**WRITTEN EXERCISE:** Below is a set of records; print all of them exactly as written.

[Data records]
╔══

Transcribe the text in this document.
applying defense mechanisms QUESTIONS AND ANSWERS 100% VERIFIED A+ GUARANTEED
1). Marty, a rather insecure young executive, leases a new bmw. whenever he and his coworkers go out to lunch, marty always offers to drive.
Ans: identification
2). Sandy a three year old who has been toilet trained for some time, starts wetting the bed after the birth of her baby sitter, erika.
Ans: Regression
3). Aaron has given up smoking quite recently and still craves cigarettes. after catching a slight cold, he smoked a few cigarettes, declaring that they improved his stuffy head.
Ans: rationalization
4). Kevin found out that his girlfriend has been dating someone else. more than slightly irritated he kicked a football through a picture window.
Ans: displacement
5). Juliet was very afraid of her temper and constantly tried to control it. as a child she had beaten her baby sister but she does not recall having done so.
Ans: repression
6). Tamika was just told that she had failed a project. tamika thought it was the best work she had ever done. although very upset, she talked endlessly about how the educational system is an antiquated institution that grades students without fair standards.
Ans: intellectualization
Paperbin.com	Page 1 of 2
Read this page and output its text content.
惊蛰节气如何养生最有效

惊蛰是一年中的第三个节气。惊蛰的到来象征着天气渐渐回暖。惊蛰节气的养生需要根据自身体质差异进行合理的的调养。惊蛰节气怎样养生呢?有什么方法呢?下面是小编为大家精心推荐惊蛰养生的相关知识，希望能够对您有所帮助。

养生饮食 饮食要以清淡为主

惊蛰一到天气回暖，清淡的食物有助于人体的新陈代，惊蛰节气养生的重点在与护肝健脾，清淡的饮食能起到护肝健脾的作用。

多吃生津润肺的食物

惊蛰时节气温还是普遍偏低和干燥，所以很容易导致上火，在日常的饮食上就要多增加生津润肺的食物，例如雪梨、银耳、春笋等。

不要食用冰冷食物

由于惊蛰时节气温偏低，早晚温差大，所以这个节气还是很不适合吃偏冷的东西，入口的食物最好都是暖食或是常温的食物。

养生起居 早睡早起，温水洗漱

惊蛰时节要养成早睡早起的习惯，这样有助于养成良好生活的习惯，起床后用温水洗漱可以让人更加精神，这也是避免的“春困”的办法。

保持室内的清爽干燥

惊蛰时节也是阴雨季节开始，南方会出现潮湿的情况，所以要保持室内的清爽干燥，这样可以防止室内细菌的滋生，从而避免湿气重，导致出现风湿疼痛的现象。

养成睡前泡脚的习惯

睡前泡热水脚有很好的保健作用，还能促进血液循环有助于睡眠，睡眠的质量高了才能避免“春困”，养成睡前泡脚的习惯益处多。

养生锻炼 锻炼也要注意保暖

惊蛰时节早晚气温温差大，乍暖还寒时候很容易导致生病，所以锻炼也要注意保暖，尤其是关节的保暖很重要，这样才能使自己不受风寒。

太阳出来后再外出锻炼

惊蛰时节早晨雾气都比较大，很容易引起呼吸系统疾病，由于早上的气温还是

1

╚══

**WRITTEN ANSWER:**
Transcribe the text in this document.
applying defense mechanisms QUESTIONS AND ANSWERS 100% VERIFIED A+ GUARANTEED
1). Marty, a rather insecure young executive, leases a new bmw. whenever he and his coworkers go out to lunch, marty always offers to drive.
Ans: identification
2). Sandy a three year old who has been toilet trained for some time, starts wetting the bed after the birth of her baby sitter, erika.
Ans: Regression
3). Aaron has given up smoking quite recently and still craves cigarettes. after catching a slight cold, he smoked a few cigarettes, declaring that they improved his stuffy head.
Ans: rationalization
4). Kevin found out that his girlfriend has been dating someone else. more than slightly irritated he kicked a football through a picture window.
Ans: displacement
5). Juliet was very afraid of her temper and constantly tried to control it. as a child she had beaten her baby sister but she does not recall having done so.
Ans: repression
6). Tamika was just told that she had failed a project. tamika thought it was the best work she had ever done. although very upset, she talked endlessly about how the educational system is an antiquated institution that grades students without fair standards.
Ans: intellectualization
Paperbin.com	Page 1 of 2
Read this page and output its text content.
惊蛰节气如何养生最有效

惊蛰是一年中的第三个节气。惊蛰的到来象征着天气渐渐回暖。惊蛰节气的养生需要根据自身体质差异进行合理的的调养。惊蛰节气怎样养生呢?有什么方法呢?下面是小编为大家精心推荐惊蛰养生的相关知识，希望能够对您有所帮助。

养生饮食 饮食要以清淡为主

惊蛰一到天气回暖，清淡的食物有助于人体的新陈代，惊蛰节气养生的重点在与护肝健脾，清淡的饮食能起到护肝健脾的作用。

多吃生津润肺的食物

惊蛰时节气温还是普遍偏低和干燥，所以很容易导致上火，在日常的饮食上就要多增加生津润肺的食物，例如雪梨、银耳、春笋等。

不要食用冰冷食物

由于惊蛰时节气温偏低，早晚温差大，所以这个节气还是很不适合吃偏冷的东西，入口的食物最好都是暖食或是常温的食物。

养生起居 早睡早起，温水洗漱

惊蛰时节要养成早睡早起的习惯，这样有助于养成良好生活的习惯，起床后用温水洗漱可以让人更加精神，这也是避免的“春困”的办法。

保持室内的清爽干燥

惊蛰时节也是阴雨季节开始，南方会出现潮湿的情况，所以要保持室内的清爽干燥，这样可以防止室内细菌的滋生，从而避免湿气重，导致出现风湿疼痛的现象。

养成睡前泡脚的习惯

睡前泡热水脚有很好的保健作用，还能促进血液循环有助于睡眠，睡眠的质量高了才能避免“春困”，养成睡前泡脚的习惯益处多。

养生锻炼 锻炼也要注意保暖

惊蛰时节早晚气温温差大，乍暖还寒时候很容易导致生病，所以锻炼也要注意保暖，尤其是关节的保暖很重要，这样才能使自己不受风寒。

太阳出来后再外出锻炼

惊蛰时节早晨雾气都比较大，很容易引起呼吸系统疾病，由于早上的气温还是

1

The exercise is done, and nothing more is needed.